• WRITTEN EXERCISE
Search the records for "ylabel" and copy each line that holds it.

··· RECORD SET

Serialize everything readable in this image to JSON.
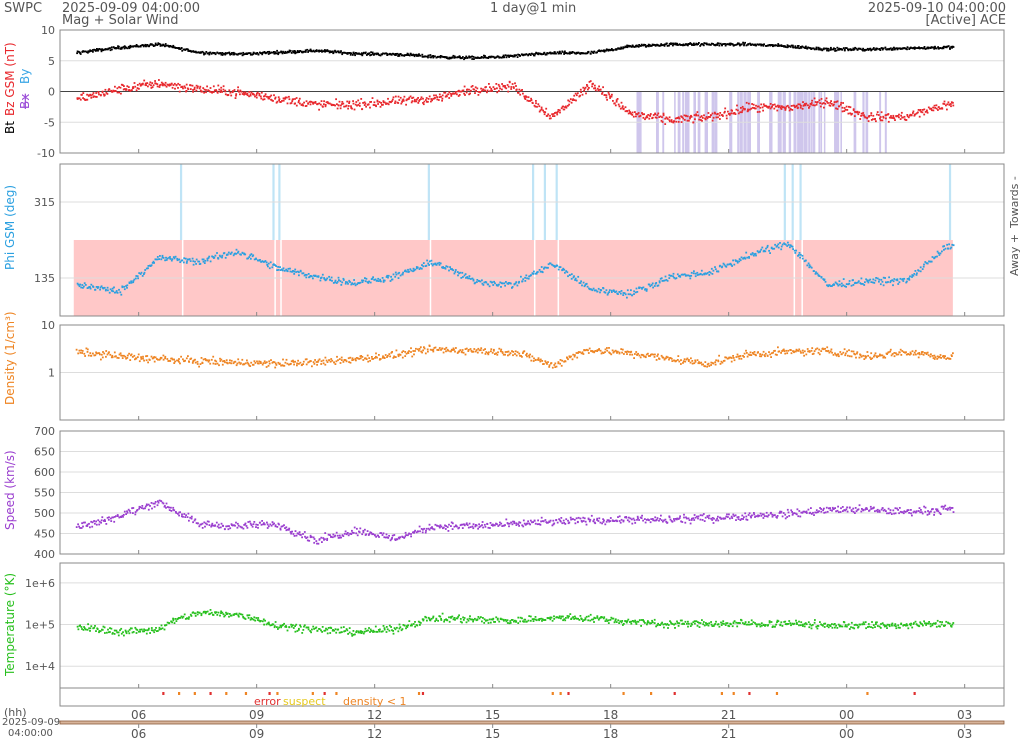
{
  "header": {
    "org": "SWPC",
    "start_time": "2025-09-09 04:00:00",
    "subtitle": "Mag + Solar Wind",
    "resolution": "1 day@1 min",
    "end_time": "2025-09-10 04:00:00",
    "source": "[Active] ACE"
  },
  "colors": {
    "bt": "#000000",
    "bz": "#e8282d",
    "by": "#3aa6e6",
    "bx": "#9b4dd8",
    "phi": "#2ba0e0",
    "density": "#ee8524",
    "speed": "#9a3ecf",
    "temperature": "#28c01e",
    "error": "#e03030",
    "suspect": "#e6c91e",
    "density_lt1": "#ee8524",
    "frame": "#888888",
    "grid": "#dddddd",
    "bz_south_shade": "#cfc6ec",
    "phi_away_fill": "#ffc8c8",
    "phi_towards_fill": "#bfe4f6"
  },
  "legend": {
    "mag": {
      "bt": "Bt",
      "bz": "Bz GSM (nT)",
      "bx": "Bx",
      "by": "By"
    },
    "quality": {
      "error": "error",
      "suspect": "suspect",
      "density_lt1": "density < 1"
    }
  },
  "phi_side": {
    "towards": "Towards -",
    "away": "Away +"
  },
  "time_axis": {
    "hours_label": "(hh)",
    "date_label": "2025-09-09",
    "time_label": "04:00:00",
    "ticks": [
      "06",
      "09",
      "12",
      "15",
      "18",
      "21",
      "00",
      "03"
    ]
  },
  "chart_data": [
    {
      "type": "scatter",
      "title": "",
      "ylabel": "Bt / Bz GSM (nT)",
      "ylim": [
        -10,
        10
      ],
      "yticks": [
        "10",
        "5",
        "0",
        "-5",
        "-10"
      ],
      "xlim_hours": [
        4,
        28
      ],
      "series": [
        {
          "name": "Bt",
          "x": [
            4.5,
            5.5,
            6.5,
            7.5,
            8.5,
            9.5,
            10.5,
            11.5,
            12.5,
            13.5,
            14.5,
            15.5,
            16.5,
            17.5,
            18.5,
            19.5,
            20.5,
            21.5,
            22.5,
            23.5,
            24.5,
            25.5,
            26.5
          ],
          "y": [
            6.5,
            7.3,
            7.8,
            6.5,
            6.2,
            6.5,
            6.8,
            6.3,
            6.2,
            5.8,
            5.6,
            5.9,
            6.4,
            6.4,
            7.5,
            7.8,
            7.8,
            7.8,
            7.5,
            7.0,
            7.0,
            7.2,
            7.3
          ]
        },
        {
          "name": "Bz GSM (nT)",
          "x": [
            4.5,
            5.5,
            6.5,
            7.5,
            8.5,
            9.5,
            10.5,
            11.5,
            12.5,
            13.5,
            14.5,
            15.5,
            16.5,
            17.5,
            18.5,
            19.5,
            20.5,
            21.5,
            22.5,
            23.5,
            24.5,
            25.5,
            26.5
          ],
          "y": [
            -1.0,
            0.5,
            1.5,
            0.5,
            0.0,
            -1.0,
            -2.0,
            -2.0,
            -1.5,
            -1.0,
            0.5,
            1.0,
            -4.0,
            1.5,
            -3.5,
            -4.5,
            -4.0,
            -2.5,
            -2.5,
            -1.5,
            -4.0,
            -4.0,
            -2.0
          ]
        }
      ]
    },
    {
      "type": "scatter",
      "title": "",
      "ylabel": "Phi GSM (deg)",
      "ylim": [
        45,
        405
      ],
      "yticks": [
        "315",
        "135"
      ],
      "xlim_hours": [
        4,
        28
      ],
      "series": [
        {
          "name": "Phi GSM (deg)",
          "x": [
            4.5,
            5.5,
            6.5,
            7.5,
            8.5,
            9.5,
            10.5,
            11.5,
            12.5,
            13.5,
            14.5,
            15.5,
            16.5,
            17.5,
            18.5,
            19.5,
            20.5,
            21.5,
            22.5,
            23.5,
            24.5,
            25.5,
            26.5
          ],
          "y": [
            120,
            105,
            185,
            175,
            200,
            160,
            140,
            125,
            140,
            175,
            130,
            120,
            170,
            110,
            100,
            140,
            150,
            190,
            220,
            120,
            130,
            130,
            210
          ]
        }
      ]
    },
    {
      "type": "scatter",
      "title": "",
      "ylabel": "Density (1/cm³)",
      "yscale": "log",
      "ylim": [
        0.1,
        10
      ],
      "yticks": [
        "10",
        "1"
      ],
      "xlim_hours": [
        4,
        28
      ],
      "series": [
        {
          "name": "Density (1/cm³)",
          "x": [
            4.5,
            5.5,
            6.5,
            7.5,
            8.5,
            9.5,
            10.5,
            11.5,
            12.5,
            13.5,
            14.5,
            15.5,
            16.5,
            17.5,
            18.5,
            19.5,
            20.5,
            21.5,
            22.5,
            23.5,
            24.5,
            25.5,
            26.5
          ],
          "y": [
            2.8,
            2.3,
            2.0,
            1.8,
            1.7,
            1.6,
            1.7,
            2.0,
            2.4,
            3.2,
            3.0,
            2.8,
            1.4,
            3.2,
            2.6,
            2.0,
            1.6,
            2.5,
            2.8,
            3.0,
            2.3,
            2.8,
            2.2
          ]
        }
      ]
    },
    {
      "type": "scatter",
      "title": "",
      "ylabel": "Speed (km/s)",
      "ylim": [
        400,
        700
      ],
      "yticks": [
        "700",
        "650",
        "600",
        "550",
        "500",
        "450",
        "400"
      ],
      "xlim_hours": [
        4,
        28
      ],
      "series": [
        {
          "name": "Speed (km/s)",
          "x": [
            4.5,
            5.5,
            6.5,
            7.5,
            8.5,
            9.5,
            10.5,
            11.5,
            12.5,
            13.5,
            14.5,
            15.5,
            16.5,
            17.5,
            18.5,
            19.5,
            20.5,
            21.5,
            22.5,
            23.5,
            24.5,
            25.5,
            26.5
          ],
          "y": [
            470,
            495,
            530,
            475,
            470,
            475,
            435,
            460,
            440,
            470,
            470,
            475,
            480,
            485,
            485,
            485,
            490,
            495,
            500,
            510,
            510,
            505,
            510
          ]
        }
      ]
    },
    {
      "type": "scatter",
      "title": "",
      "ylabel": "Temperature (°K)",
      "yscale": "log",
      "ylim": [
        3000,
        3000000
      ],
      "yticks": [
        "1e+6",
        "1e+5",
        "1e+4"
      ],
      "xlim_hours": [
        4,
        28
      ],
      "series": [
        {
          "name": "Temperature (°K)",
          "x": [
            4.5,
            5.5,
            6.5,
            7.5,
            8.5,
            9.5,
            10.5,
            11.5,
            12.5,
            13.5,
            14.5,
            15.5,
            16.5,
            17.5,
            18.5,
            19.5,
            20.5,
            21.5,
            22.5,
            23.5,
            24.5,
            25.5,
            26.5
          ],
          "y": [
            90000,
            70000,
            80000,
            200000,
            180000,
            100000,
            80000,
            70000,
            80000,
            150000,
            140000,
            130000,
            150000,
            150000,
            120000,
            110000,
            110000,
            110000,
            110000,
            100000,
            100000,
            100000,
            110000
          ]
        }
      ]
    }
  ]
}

······

• OUTPUT FOR THIS EXERCISE
      "ylabel": "Bt / Bz GSM (nT)",
      "ylabel": "Phi GSM (deg)",
      "ylabel": "Density (1/cm³)",
      "ylabel": "Speed (km/s)",
      "ylabel": "Temperature (°K)",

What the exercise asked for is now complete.